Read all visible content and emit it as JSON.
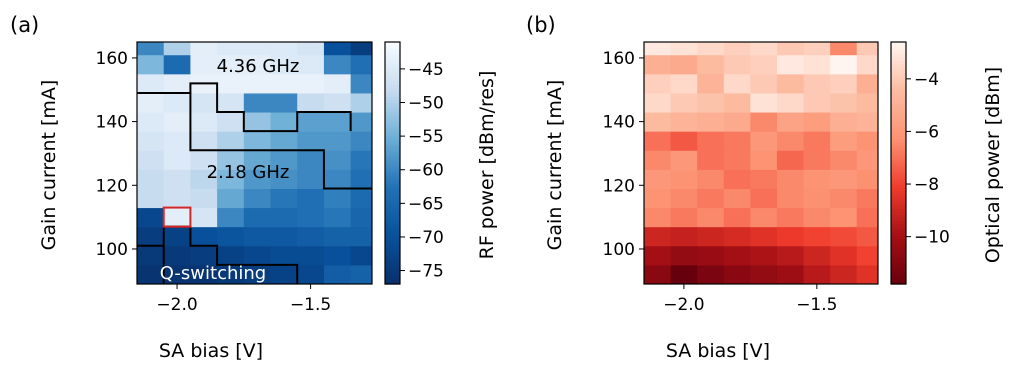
{
  "chart_data": [
    {
      "type": "heatmap",
      "panel_label": "(a)",
      "xlabel": "SA bias [V]",
      "ylabel": "Gain current [mA]",
      "colorbar_label": "RF power [dBm/res]",
      "colormap": "Blues",
      "xlim": [
        -2.15,
        -1.27
      ],
      "ylim": [
        89,
        165
      ],
      "clim": [
        -77,
        -41
      ],
      "xticks": [
        -2.0,
        -1.5
      ],
      "xtick_labels": [
        "−2.0",
        "−1.5"
      ],
      "yticks": [
        100,
        120,
        140,
        160
      ],
      "ytick_labels": [
        "100",
        "120",
        "140",
        "160"
      ],
      "cbar_ticks": [
        -45,
        -50,
        -55,
        -60,
        -65,
        -70,
        -75
      ],
      "cbar_tick_labels": [
        "−45",
        "−50",
        "−55",
        "−60",
        "−65",
        "−70",
        "−75"
      ],
      "x": [
        -2.1,
        -2.0,
        -1.9,
        -1.8,
        -1.7,
        -1.6,
        -1.5,
        -1.4,
        -1.3
      ],
      "y": [
        92,
        98,
        104,
        110,
        116,
        122,
        128,
        134,
        140,
        146,
        152,
        158,
        164
      ],
      "z": [
        [
          -76,
          -76,
          -76,
          -75,
          -74,
          -73,
          -72,
          -67,
          -66
        ],
        [
          -75,
          -75,
          -74,
          -73,
          -72,
          -71,
          -71,
          -70,
          -72
        ],
        [
          -74,
          -73,
          -70,
          -69,
          -68,
          -68,
          -67,
          -66,
          -66
        ],
        [
          -72,
          -44,
          -46,
          -60,
          -64,
          -64,
          -63,
          -62,
          -65
        ],
        [
          -48,
          -47,
          -48,
          -56,
          -60,
          -62,
          -63,
          -61,
          -64
        ],
        [
          -48,
          -47,
          -49,
          -54,
          -58,
          -59,
          -60,
          -60,
          -63
        ],
        [
          -47,
          -45,
          -47,
          -52,
          -56,
          -58,
          -60,
          -59,
          -62
        ],
        [
          -46,
          -45,
          -47,
          -50,
          -54,
          -56,
          -58,
          -58,
          -60
        ],
        [
          -45,
          -44,
          -45,
          -47,
          -52,
          -55,
          -57,
          -57,
          -58
        ],
        [
          -44,
          -45,
          -46,
          -46,
          -60,
          -60,
          -48,
          -47,
          -50
        ],
        [
          -45,
          -44,
          -43,
          -43,
          -43,
          -43,
          -43,
          -44,
          -60
        ],
        [
          -54,
          -64,
          -44,
          -44,
          -44,
          -45,
          -45,
          -60,
          -63
        ],
        [
          -60,
          -50,
          -44,
          -45,
          -45,
          -45,
          -46,
          -70,
          -74
        ]
      ],
      "annotations": [
        {
          "text": "4.36 GHz",
          "x": -1.7,
          "y": 158
        },
        {
          "text": "2.18 GHz",
          "x": -1.8,
          "y": 125
        },
        {
          "text": "Q-switching",
          "x": -1.9,
          "y": 92
        }
      ],
      "marker": {
        "shape": "square",
        "color": "#d62728",
        "x": -2.0,
        "y": 110
      }
    },
    {
      "type": "heatmap",
      "panel_label": "(b)",
      "xlabel": "SA bias [V]",
      "ylabel": "Gain current [mA]",
      "colorbar_label": "Optical power [dBm]",
      "colormap": "Reds_r",
      "xlim": [
        -2.15,
        -1.27
      ],
      "ylim": [
        89,
        165
      ],
      "clim": [
        -11.8,
        -2.6
      ],
      "xticks": [
        -2.0,
        -1.5
      ],
      "xtick_labels": [
        "−2.0",
        "−1.5"
      ],
      "yticks": [
        100,
        120,
        140,
        160
      ],
      "ytick_labels": [
        "100",
        "120",
        "140",
        "160"
      ],
      "cbar_ticks": [
        -4,
        -6,
        -8,
        -10
      ],
      "cbar_tick_labels": [
        "−4",
        "−6",
        "−8",
        "−10"
      ],
      "x": [
        -2.1,
        -2.0,
        -1.9,
        -1.8,
        -1.7,
        -1.6,
        -1.5,
        -1.4,
        -1.3
      ],
      "y": [
        92,
        98,
        104,
        110,
        116,
        122,
        128,
        134,
        140,
        146,
        152,
        158,
        164
      ],
      "z": [
        [
          -10.8,
          -11.8,
          -11.2,
          -10.8,
          -10.5,
          -10.2,
          -9.5,
          -9.0,
          -8.5
        ],
        [
          -10.0,
          -10.5,
          -10.3,
          -10.0,
          -9.8,
          -9.5,
          -9.0,
          -8.5,
          -8.0
        ],
        [
          -9.0,
          -9.2,
          -9.0,
          -8.8,
          -8.5,
          -8.2,
          -8.0,
          -7.8,
          -7.5
        ],
        [
          -6.5,
          -6.8,
          -6.5,
          -7.0,
          -6.5,
          -6.8,
          -6.5,
          -6.2,
          -7.0
        ],
        [
          -6.2,
          -6.5,
          -6.8,
          -6.5,
          -7.0,
          -6.5,
          -6.3,
          -6.5,
          -6.8
        ],
        [
          -6.0,
          -6.2,
          -6.5,
          -7.0,
          -6.8,
          -6.5,
          -6.2,
          -6.0,
          -6.3
        ],
        [
          -6.5,
          -6.0,
          -7.0,
          -6.8,
          -6.2,
          -7.2,
          -6.8,
          -6.5,
          -6.0
        ],
        [
          -7.0,
          -7.5,
          -7.0,
          -6.8,
          -6.0,
          -6.5,
          -6.8,
          -5.8,
          -6.2
        ],
        [
          -4.5,
          -4.8,
          -5.0,
          -5.2,
          -6.5,
          -5.5,
          -5.8,
          -5.0,
          -4.8
        ],
        [
          -3.5,
          -4.0,
          -4.2,
          -4.5,
          -3.2,
          -3.5,
          -4.0,
          -4.2,
          -4.5
        ],
        [
          -3.8,
          -3.5,
          -4.8,
          -3.5,
          -4.0,
          -4.5,
          -4.0,
          -3.8,
          -5.0
        ],
        [
          -5.0,
          -5.2,
          -4.5,
          -4.0,
          -3.8,
          -3.0,
          -3.2,
          -2.6,
          -3.5
        ],
        [
          -3.0,
          -3.2,
          -3.5,
          -3.8,
          -3.5,
          -4.0,
          -3.8,
          -6.5,
          -4.0
        ]
      ]
    }
  ]
}
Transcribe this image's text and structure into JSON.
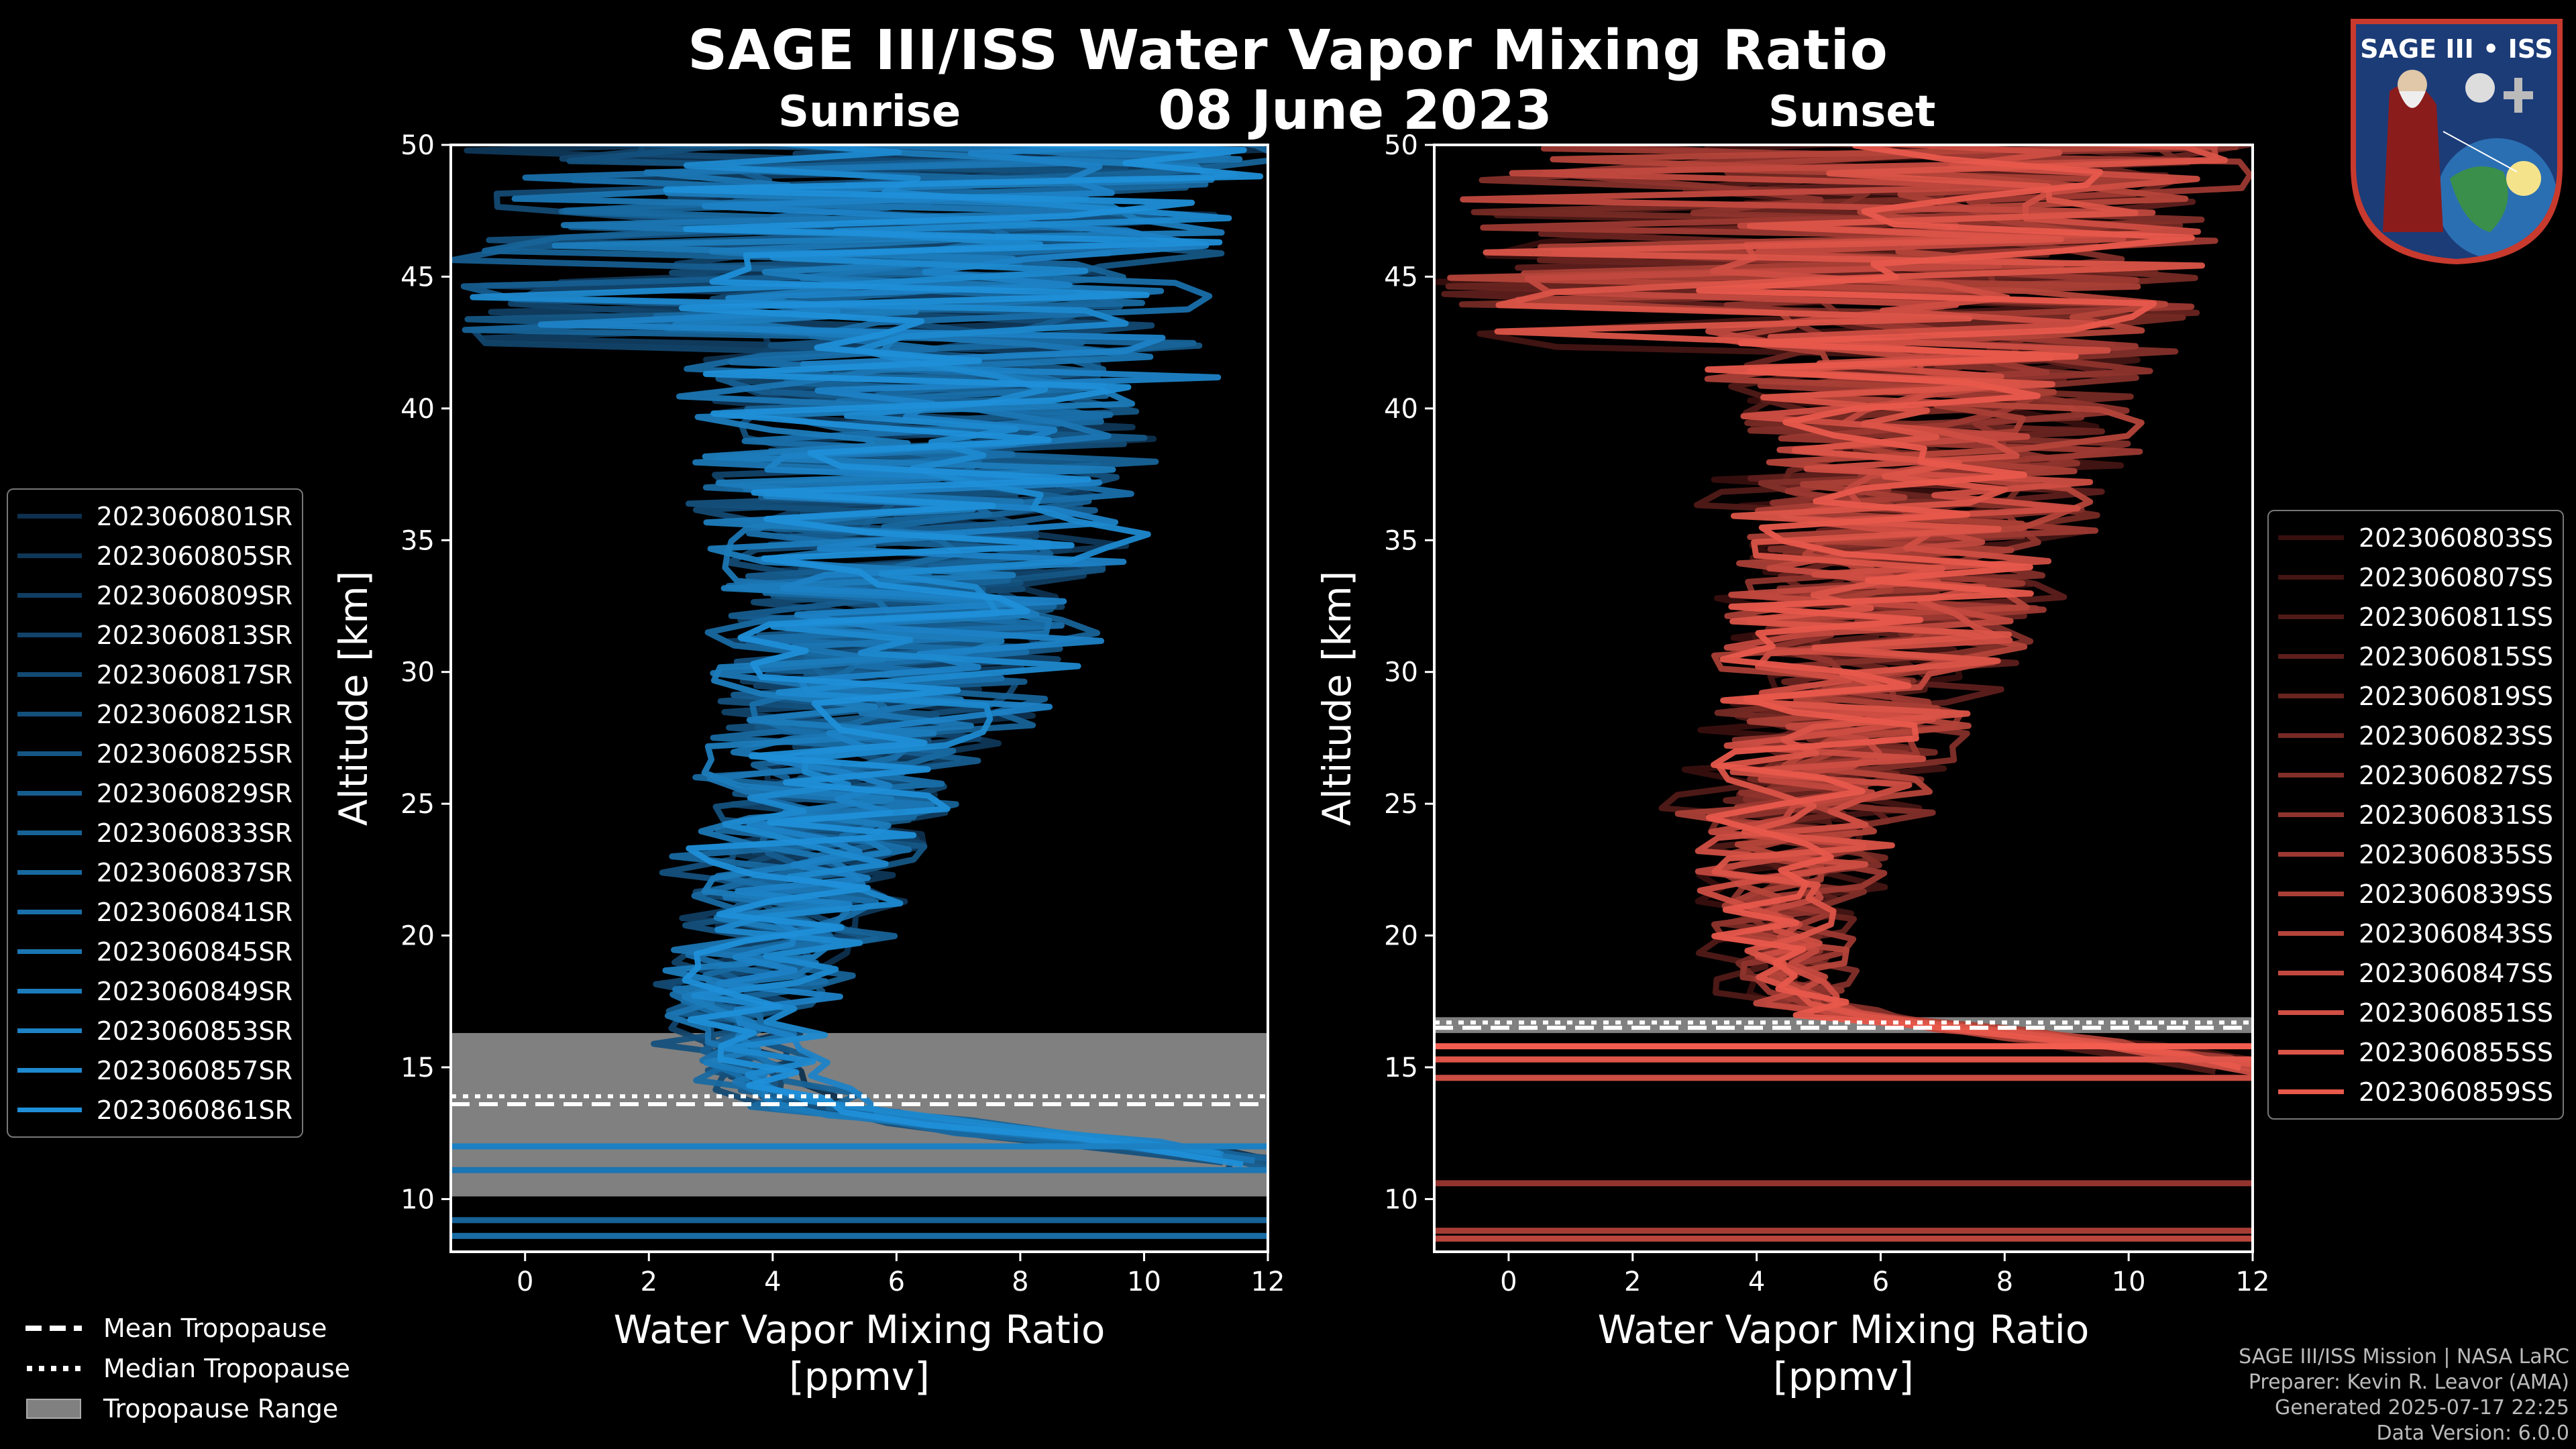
{
  "title": "SAGE III/ISS Water Vapor Mixing Ratio",
  "date": "08 June 2023",
  "panels": {
    "sunrise": {
      "title": "Sunrise",
      "xlabel": "Water Vapor Mixing Ratio",
      "xunit": "[ppmv]",
      "ylabel": "Altitude [km]"
    },
    "sunset": {
      "title": "Sunset",
      "xlabel": "Water Vapor Mixing Ratio",
      "xunit": "[ppmv]",
      "ylabel": "Altitude [km]"
    }
  },
  "legend_sunrise": [
    "2023060801SR",
    "2023060805SR",
    "2023060809SR",
    "2023060813SR",
    "2023060817SR",
    "2023060821SR",
    "2023060825SR",
    "2023060829SR",
    "2023060833SR",
    "2023060837SR",
    "2023060841SR",
    "2023060845SR",
    "2023060849SR",
    "2023060853SR",
    "2023060857SR",
    "2023060861SR"
  ],
  "legend_sunset": [
    "2023060803SS",
    "2023060807SS",
    "2023060811SS",
    "2023060815SS",
    "2023060819SS",
    "2023060823SS",
    "2023060827SS",
    "2023060831SS",
    "2023060835SS",
    "2023060839SS",
    "2023060843SS",
    "2023060847SS",
    "2023060851SS",
    "2023060855SS",
    "2023060859SS"
  ],
  "tropopause_legend": {
    "mean": "Mean Tropopause",
    "median": "Median Tropopause",
    "range": "Tropopause Range"
  },
  "credits": {
    "line1": "SAGE III/ISS Mission | NASA LaRC",
    "line2": "Preparer: Kevin R. Leavor (AMA)",
    "line3": "Generated 2025-07-17 22:25",
    "line4": "Data Version: 6.0.0"
  },
  "logo": {
    "text_top": "SAGE III • ISS"
  },
  "colors": {
    "sunrise": "#1f8fd8",
    "sunset": "#e8594c",
    "range": "#808080"
  },
  "chart_data": [
    {
      "type": "line",
      "title": "Sunrise",
      "xlabel": "Water Vapor Mixing Ratio [ppmv]",
      "ylabel": "Altitude [km]",
      "xlim": [
        -1.2,
        12
      ],
      "ylim": [
        8,
        50
      ],
      "xticks": [
        0,
        2,
        4,
        6,
        8,
        10,
        12
      ],
      "yticks": [
        10,
        15,
        20,
        25,
        30,
        35,
        40,
        45,
        50
      ],
      "series_count": 16,
      "mean_profile": [
        {
          "alt": 11.5,
          "x": 12
        },
        {
          "alt": 12.5,
          "x": 8
        },
        {
          "alt": 13.5,
          "x": 4.5
        },
        {
          "alt": 15,
          "x": 3.6
        },
        {
          "alt": 17,
          "x": 3.4
        },
        {
          "alt": 19,
          "x": 3.9
        },
        {
          "alt": 22,
          "x": 4.4
        },
        {
          "alt": 25,
          "x": 5.0
        },
        {
          "alt": 28,
          "x": 5.6
        },
        {
          "alt": 31,
          "x": 6.1
        },
        {
          "alt": 34,
          "x": 6.4
        },
        {
          "alt": 38,
          "x": 6.6
        },
        {
          "alt": 42,
          "x": 6.8
        },
        {
          "alt": 46,
          "x": 7.0
        },
        {
          "alt": 49,
          "x": 7.2
        }
      ],
      "tropopause": {
        "mean": 13.6,
        "median": 13.9,
        "range": [
          10.1,
          16.3
        ]
      }
    },
    {
      "type": "line",
      "title": "Sunset",
      "xlabel": "Water Vapor Mixing Ratio [ppmv]",
      "ylabel": "Altitude [km]",
      "xlim": [
        -1.2,
        12
      ],
      "ylim": [
        8,
        50
      ],
      "xticks": [
        0,
        2,
        4,
        6,
        8,
        10,
        12
      ],
      "yticks": [
        10,
        15,
        20,
        25,
        30,
        35,
        40,
        45,
        50
      ],
      "series_count": 15,
      "mean_profile": [
        {
          "alt": 15,
          "x": 12
        },
        {
          "alt": 16,
          "x": 9
        },
        {
          "alt": 17,
          "x": 5.0
        },
        {
          "alt": 18,
          "x": 4.3
        },
        {
          "alt": 20,
          "x": 4.2
        },
        {
          "alt": 23,
          "x": 4.4
        },
        {
          "alt": 26,
          "x": 4.8
        },
        {
          "alt": 29,
          "x": 5.3
        },
        {
          "alt": 32,
          "x": 5.8
        },
        {
          "alt": 35,
          "x": 6.2
        },
        {
          "alt": 38,
          "x": 6.5
        },
        {
          "alt": 42,
          "x": 6.8
        },
        {
          "alt": 46,
          "x": 7.0
        },
        {
          "alt": 49,
          "x": 7.2
        }
      ],
      "tropopause": {
        "mean": 16.5,
        "median": 16.7,
        "range": [
          16.3,
          16.9
        ]
      }
    }
  ]
}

- - - -

EXERCISE
Read through the data and copy every line where "JSON" shows up.

SOLUTION TO THE PROBLEM
Read all visible content and emit it as JSON.
Transcribe this image's text and structure into JSON.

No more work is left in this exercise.